→ Directions
Output every line below exactly.

→ Materials provided
━━━━━━━━━━
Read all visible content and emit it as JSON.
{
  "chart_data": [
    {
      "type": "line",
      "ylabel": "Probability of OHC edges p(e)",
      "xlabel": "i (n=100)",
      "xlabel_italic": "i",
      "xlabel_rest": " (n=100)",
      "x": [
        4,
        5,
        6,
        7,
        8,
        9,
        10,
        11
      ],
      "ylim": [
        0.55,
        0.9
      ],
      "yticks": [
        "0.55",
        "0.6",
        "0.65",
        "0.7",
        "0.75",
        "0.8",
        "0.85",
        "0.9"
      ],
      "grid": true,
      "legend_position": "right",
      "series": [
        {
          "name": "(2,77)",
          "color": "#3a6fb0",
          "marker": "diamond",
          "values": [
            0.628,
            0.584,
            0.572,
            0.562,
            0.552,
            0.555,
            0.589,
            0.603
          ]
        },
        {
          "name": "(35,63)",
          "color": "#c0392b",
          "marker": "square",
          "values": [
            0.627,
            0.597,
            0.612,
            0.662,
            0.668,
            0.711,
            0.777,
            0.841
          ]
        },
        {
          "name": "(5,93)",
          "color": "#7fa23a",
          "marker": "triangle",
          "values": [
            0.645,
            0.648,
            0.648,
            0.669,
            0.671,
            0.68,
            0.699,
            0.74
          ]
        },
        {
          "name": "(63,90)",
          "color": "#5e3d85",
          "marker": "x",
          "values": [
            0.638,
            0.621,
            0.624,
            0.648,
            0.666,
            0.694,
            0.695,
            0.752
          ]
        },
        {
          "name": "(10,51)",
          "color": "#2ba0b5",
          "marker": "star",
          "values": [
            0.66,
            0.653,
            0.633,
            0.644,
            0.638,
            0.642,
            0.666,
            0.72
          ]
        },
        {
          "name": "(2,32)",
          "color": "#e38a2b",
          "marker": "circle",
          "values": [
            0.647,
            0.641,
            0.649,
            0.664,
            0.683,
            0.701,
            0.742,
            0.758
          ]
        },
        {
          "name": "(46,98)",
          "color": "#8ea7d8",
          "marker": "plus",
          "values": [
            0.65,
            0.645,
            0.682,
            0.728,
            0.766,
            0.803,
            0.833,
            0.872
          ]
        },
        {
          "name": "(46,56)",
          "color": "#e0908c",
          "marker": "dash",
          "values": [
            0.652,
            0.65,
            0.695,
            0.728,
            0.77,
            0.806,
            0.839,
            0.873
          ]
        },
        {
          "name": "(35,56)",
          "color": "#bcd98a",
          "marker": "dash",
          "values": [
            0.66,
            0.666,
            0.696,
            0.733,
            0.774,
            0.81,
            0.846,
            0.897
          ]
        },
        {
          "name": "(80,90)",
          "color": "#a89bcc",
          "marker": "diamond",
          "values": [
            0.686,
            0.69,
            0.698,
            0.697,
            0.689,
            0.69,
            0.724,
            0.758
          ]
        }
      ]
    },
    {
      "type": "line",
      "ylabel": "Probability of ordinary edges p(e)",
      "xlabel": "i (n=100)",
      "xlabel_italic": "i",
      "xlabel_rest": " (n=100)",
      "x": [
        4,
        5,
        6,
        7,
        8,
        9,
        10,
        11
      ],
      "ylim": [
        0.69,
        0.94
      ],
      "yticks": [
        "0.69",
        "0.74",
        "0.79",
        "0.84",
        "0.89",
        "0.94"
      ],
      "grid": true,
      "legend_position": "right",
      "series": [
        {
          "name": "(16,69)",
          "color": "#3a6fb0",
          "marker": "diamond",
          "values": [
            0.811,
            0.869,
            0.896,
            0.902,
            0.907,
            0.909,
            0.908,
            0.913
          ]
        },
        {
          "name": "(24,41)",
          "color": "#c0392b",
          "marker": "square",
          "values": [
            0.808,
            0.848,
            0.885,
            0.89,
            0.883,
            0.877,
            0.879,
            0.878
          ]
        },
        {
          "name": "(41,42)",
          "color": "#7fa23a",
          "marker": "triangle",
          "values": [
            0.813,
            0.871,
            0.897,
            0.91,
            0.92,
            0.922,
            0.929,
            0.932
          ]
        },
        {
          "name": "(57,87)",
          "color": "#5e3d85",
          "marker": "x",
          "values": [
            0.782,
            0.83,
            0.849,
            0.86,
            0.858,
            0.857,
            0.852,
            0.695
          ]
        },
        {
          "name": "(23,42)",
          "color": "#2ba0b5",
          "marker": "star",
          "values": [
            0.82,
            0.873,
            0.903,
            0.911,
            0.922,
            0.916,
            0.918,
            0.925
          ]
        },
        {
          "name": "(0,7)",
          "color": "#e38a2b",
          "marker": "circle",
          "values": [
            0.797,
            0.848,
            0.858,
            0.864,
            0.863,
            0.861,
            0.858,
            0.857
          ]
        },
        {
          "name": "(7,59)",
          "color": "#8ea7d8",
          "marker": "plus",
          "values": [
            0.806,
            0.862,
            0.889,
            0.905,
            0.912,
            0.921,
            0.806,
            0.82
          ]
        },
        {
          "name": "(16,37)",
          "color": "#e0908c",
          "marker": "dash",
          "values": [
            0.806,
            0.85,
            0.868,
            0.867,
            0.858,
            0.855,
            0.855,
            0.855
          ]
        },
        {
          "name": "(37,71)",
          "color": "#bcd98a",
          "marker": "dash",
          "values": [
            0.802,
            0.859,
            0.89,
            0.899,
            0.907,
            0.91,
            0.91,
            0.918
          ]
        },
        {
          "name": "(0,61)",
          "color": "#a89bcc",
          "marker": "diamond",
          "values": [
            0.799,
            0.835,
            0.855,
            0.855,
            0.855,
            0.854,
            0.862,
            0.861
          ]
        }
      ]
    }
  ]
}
━━━━━━━━━━
→ Exercise result
Read all visible content and emit it as JSON.
{
  "chart_data": [
    {
      "type": "line",
      "ylabel": "Probability of OHC edges p(e)",
      "xlabel": "i (n=100)",
      "xlabel_italic": "i",
      "xlabel_rest": " (n=100)",
      "x": [
        4,
        5,
        6,
        7,
        8,
        9,
        10,
        11
      ],
      "ylim": [
        0.55,
        0.9
      ],
      "yticks": [
        "0.55",
        "0.6",
        "0.65",
        "0.7",
        "0.75",
        "0.8",
        "0.85",
        "0.9"
      ],
      "grid": true,
      "legend_position": "right",
      "series": [
        {
          "name": "(2,77)",
          "color": "#3a6fb0",
          "marker": "diamond",
          "values": [
            0.628,
            0.584,
            0.572,
            0.562,
            0.552,
            0.555,
            0.589,
            0.603
          ]
        },
        {
          "name": "(35,63)",
          "color": "#c0392b",
          "marker": "square",
          "values": [
            0.627,
            0.597,
            0.612,
            0.662,
            0.668,
            0.711,
            0.777,
            0.841
          ]
        },
        {
          "name": "(5,93)",
          "color": "#7fa23a",
          "marker": "triangle",
          "values": [
            0.645,
            0.648,
            0.648,
            0.669,
            0.671,
            0.68,
            0.699,
            0.74
          ]
        },
        {
          "name": "(63,90)",
          "color": "#5e3d85",
          "marker": "x",
          "values": [
            0.638,
            0.621,
            0.624,
            0.648,
            0.666,
            0.694,
            0.695,
            0.752
          ]
        },
        {
          "name": "(10,51)",
          "color": "#2ba0b5",
          "marker": "star",
          "values": [
            0.66,
            0.653,
            0.633,
            0.644,
            0.638,
            0.642,
            0.666,
            0.72
          ]
        },
        {
          "name": "(2,32)",
          "color": "#e38a2b",
          "marker": "circle",
          "values": [
            0.647,
            0.641,
            0.649,
            0.664,
            0.683,
            0.701,
            0.742,
            0.758
          ]
        },
        {
          "name": "(46,98)",
          "color": "#8ea7d8",
          "marker": "plus",
          "values": [
            0.65,
            0.645,
            0.682,
            0.728,
            0.766,
            0.803,
            0.833,
            0.872
          ]
        },
        {
          "name": "(46,56)",
          "color": "#e0908c",
          "marker": "dash",
          "values": [
            0.652,
            0.65,
            0.695,
            0.728,
            0.77,
            0.806,
            0.839,
            0.873
          ]
        },
        {
          "name": "(35,56)",
          "color": "#bcd98a",
          "marker": "dash",
          "values": [
            0.66,
            0.666,
            0.696,
            0.733,
            0.774,
            0.81,
            0.846,
            0.897
          ]
        },
        {
          "name": "(80,90)",
          "color": "#a89bcc",
          "marker": "diamond",
          "values": [
            0.686,
            0.69,
            0.698,
            0.697,
            0.689,
            0.69,
            0.724,
            0.758
          ]
        }
      ]
    },
    {
      "type": "line",
      "ylabel": "Probability of ordinary edges p(e)",
      "xlabel": "i (n=100)",
      "xlabel_italic": "i",
      "xlabel_rest": " (n=100)",
      "x": [
        4,
        5,
        6,
        7,
        8,
        9,
        10,
        11
      ],
      "ylim": [
        0.69,
        0.94
      ],
      "yticks": [
        "0.69",
        "0.74",
        "0.79",
        "0.84",
        "0.89",
        "0.94"
      ],
      "grid": true,
      "legend_position": "right",
      "series": [
        {
          "name": "(16,69)",
          "color": "#3a6fb0",
          "marker": "diamond",
          "values": [
            0.811,
            0.869,
            0.896,
            0.902,
            0.907,
            0.909,
            0.908,
            0.913
          ]
        },
        {
          "name": "(24,41)",
          "color": "#c0392b",
          "marker": "square",
          "values": [
            0.808,
            0.848,
            0.885,
            0.89,
            0.883,
            0.877,
            0.879,
            0.878
          ]
        },
        {
          "name": "(41,42)",
          "color": "#7fa23a",
          "marker": "triangle",
          "values": [
            0.813,
            0.871,
            0.897,
            0.91,
            0.92,
            0.922,
            0.929,
            0.932
          ]
        },
        {
          "name": "(57,87)",
          "color": "#5e3d85",
          "marker": "x",
          "values": [
            0.782,
            0.83,
            0.849,
            0.86,
            0.858,
            0.857,
            0.852,
            0.695
          ]
        },
        {
          "name": "(23,42)",
          "color": "#2ba0b5",
          "marker": "star",
          "values": [
            0.82,
            0.873,
            0.903,
            0.911,
            0.922,
            0.916,
            0.918,
            0.925
          ]
        },
        {
          "name": "(0,7)",
          "color": "#e38a2b",
          "marker": "circle",
          "values": [
            0.797,
            0.848,
            0.858,
            0.864,
            0.863,
            0.861,
            0.858,
            0.857
          ]
        },
        {
          "name": "(7,59)",
          "color": "#8ea7d8",
          "marker": "plus",
          "values": [
            0.806,
            0.862,
            0.889,
            0.905,
            0.912,
            0.921,
            0.806,
            0.82
          ]
        },
        {
          "name": "(16,37)",
          "color": "#e0908c",
          "marker": "dash",
          "values": [
            0.806,
            0.85,
            0.868,
            0.867,
            0.858,
            0.855,
            0.855,
            0.855
          ]
        },
        {
          "name": "(37,71)",
          "color": "#bcd98a",
          "marker": "dash",
          "values": [
            0.802,
            0.859,
            0.89,
            0.899,
            0.907,
            0.91,
            0.91,
            0.918
          ]
        },
        {
          "name": "(0,61)",
          "color": "#a89bcc",
          "marker": "diamond",
          "values": [
            0.799,
            0.835,
            0.855,
            0.855,
            0.855,
            0.854,
            0.862,
            0.861
          ]
        }
      ]
    }
  ]
}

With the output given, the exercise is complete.